Your goal
Copy each line where the word "LODGE" occurs.

[Dataset entries on figures]
--------------------------------

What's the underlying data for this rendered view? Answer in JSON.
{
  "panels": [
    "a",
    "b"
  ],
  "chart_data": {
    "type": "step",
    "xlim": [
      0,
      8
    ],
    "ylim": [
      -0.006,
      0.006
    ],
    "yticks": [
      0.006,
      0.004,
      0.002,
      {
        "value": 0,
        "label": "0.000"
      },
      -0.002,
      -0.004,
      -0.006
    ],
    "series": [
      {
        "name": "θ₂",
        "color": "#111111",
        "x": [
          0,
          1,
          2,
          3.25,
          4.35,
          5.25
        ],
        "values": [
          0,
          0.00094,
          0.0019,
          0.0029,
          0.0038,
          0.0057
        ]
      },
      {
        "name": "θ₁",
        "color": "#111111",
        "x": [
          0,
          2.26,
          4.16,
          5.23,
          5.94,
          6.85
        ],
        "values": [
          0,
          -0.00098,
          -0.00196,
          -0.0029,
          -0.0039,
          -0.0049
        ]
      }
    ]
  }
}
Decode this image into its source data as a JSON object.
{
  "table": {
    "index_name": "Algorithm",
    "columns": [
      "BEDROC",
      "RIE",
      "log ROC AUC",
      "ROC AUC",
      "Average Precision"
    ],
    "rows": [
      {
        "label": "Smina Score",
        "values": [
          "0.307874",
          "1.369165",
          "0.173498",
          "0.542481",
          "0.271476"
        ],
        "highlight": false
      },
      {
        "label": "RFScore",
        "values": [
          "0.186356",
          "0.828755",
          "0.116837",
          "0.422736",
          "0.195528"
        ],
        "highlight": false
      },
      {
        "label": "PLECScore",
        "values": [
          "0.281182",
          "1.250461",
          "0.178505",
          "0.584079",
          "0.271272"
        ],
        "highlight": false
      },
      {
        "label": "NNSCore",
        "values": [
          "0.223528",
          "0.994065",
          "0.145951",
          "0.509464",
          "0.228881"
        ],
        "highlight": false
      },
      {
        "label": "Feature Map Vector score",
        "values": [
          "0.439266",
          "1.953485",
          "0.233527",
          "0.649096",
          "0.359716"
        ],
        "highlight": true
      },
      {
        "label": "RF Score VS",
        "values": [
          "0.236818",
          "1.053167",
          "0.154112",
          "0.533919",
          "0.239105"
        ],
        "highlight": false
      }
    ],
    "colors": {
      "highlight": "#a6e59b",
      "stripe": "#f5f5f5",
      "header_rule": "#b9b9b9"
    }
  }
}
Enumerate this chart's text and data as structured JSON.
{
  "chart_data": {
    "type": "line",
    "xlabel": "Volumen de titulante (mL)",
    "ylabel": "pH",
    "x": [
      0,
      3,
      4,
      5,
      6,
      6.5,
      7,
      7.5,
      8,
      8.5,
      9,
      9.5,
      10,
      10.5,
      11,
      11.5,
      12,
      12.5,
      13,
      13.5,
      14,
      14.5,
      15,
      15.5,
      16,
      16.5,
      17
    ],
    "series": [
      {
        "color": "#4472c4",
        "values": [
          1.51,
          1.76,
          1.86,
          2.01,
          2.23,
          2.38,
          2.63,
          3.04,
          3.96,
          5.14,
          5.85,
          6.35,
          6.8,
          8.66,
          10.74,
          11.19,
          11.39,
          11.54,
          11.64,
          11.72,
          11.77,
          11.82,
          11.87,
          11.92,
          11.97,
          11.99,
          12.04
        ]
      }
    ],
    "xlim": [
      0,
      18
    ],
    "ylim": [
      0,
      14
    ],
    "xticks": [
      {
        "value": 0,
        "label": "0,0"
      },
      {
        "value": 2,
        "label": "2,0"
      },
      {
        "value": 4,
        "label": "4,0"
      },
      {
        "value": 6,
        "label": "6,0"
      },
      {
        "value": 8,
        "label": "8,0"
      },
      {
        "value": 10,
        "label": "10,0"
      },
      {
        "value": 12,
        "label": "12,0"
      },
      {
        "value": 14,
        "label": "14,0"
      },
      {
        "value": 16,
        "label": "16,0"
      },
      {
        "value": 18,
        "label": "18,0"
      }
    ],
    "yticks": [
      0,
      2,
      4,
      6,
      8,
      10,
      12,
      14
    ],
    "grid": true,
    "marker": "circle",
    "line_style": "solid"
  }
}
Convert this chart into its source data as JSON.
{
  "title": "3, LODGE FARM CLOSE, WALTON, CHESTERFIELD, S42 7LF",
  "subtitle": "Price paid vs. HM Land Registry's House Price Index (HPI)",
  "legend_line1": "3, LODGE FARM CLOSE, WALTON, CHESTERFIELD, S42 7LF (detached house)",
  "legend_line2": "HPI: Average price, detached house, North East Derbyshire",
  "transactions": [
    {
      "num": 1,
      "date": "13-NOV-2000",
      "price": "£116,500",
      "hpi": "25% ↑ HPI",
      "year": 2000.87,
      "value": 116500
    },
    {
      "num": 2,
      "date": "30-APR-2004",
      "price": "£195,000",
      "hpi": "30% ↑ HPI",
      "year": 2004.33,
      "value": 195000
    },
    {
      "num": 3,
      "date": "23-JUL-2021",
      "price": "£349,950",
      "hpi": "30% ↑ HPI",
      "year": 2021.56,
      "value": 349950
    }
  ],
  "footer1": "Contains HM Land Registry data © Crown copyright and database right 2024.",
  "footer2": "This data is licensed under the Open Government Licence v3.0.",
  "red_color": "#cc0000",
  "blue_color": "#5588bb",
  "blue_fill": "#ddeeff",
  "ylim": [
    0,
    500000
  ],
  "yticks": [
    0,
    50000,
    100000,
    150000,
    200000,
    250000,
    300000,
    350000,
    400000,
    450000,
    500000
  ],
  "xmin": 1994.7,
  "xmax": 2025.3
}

--------------------------------

Answer to this problem
  "title": "3, LODGE FARM CLOSE, WALTON, CHESTERFIELD, S42 7LF",
  "legend_line1": "3, LODGE FARM CLOSE, WALTON, CHESTERFIELD, S42 7LF (detached house)",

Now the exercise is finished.